#### STATED GOAL:
Report, word for word, every line of the material that contains "中考真题".

[Stored entries]
□ □ □
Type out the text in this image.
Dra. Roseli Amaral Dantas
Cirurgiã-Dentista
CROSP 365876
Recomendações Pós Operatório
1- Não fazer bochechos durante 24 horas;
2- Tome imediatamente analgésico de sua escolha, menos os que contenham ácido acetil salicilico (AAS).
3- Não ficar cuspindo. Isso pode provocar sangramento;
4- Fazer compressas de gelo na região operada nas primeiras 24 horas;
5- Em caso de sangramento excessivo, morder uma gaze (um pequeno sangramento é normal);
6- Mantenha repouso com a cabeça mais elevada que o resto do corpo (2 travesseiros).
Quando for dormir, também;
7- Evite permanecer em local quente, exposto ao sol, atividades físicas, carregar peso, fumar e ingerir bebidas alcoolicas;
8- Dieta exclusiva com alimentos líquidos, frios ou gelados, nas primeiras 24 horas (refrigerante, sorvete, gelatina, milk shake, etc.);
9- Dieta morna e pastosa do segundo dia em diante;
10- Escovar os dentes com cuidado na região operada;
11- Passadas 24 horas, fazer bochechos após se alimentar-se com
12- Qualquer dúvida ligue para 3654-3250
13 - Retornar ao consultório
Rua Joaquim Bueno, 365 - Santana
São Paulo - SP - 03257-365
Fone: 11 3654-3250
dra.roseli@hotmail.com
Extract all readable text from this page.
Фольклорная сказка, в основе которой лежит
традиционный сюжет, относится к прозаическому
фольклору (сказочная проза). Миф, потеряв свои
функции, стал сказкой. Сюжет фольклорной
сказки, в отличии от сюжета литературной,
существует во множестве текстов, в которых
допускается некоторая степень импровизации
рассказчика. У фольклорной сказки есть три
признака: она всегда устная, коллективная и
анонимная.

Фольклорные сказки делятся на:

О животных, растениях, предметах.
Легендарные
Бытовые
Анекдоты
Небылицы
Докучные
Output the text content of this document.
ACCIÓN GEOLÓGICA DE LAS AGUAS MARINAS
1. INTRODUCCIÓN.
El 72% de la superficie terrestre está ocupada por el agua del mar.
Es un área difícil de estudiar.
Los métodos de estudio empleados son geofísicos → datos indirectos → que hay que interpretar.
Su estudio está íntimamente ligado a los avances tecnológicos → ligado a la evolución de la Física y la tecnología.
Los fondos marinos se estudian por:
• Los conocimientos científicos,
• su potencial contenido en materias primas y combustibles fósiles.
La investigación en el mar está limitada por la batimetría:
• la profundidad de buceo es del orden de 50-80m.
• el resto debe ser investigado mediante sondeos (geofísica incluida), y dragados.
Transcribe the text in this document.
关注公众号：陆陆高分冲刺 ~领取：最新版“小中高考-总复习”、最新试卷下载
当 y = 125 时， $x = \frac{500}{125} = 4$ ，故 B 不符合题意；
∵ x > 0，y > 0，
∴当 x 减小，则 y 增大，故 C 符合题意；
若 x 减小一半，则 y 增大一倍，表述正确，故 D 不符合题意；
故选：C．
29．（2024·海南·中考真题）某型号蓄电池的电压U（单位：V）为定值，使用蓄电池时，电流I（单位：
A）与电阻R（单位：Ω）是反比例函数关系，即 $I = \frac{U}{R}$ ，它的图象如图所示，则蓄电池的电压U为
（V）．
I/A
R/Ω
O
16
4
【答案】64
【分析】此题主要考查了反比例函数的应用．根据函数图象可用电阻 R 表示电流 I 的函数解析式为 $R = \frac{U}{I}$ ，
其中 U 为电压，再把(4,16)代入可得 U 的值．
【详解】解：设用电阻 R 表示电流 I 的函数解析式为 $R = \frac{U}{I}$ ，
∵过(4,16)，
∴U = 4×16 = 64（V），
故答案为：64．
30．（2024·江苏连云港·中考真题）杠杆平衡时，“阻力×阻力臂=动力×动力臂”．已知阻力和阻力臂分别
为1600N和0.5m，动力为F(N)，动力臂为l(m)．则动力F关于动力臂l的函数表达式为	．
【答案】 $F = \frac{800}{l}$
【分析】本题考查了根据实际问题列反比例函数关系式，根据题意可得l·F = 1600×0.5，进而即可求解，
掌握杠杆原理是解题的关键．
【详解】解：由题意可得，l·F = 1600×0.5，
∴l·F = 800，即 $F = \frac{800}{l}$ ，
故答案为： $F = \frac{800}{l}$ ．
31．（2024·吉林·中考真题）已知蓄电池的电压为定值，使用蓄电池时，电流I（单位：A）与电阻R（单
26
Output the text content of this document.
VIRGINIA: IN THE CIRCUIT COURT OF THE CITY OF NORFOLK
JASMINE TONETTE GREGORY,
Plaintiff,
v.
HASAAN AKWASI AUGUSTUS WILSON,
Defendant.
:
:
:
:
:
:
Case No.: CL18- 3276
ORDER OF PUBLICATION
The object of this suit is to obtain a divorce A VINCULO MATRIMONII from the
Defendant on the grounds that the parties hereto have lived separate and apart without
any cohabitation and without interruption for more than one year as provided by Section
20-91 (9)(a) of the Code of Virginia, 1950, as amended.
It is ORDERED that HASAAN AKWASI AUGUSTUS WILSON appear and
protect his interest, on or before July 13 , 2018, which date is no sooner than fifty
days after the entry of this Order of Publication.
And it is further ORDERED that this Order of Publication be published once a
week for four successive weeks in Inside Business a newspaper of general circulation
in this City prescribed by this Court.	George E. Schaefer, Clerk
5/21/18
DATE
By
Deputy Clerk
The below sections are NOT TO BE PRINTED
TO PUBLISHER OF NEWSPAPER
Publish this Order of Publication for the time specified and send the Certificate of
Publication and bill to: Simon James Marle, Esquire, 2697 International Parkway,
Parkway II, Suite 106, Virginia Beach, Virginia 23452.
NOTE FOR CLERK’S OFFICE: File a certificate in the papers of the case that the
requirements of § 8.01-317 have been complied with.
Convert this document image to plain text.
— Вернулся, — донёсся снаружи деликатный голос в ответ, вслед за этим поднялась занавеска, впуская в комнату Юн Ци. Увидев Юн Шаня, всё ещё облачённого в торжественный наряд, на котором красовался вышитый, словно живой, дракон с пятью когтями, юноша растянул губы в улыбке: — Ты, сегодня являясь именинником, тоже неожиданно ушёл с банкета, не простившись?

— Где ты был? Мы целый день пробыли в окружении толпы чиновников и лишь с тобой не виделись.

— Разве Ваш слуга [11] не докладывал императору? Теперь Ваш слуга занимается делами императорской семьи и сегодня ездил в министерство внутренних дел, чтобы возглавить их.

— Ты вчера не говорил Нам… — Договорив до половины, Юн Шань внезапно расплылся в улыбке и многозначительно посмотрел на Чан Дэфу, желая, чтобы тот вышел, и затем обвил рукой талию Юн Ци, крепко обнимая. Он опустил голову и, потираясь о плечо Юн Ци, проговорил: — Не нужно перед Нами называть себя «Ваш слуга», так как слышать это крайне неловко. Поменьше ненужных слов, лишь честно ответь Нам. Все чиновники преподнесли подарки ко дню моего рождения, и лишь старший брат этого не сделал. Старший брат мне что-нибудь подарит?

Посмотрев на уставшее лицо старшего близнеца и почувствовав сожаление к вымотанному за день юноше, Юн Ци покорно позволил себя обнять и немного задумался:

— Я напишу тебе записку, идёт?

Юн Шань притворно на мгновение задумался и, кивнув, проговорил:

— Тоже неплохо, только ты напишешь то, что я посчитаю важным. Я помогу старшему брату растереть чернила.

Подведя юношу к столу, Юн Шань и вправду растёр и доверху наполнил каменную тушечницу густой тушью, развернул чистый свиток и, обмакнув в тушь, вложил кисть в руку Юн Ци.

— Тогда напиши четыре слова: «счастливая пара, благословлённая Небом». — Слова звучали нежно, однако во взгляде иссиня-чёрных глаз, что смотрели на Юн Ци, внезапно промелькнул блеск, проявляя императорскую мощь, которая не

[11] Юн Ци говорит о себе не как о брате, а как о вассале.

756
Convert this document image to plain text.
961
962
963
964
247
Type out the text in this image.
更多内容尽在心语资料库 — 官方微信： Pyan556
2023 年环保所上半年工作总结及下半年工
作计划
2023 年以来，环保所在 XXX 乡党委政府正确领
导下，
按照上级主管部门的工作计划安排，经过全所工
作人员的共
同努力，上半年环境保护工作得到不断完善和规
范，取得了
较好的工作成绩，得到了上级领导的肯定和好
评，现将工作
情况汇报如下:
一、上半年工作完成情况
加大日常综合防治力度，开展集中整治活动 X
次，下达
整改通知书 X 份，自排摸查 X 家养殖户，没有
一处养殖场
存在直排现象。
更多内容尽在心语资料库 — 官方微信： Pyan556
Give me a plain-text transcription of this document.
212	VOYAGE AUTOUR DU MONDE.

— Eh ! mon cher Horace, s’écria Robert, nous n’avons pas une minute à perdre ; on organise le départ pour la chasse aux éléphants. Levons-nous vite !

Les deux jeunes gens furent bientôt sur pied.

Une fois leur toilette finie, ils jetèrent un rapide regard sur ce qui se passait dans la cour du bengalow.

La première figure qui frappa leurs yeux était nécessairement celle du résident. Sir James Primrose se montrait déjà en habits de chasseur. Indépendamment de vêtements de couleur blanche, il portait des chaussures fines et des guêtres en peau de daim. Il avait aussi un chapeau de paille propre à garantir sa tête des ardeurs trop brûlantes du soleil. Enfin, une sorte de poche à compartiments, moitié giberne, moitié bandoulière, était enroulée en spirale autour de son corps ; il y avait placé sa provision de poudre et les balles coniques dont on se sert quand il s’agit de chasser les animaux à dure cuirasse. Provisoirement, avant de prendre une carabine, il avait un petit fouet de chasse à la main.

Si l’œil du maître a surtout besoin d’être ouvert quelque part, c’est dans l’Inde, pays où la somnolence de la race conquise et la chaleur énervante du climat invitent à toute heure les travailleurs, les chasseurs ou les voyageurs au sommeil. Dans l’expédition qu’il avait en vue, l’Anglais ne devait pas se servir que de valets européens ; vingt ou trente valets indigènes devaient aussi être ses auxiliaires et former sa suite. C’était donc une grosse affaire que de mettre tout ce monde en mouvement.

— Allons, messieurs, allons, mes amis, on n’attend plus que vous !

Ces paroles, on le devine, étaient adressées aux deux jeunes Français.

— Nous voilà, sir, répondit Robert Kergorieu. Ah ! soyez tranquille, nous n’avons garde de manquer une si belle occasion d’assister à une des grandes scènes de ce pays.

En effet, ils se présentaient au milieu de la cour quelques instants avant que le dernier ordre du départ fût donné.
□ □ □
#### RESULT OF THE TASK:
29．（2024·海南·中考真题）某型号蓄电池的电压U（单位：V）为定值，使用蓄电池时，电流I（单位：
30．（2024·江苏连云港·中考真题）杠杆平衡时，“阻力×阻力臂=动力×动力臂”．已知阻力和阻力臂分别
31．（2024·吉林·中考真题）已知蓄电池的电压为定值，使用蓄电池时，电流I（单位：A）与电阻R（单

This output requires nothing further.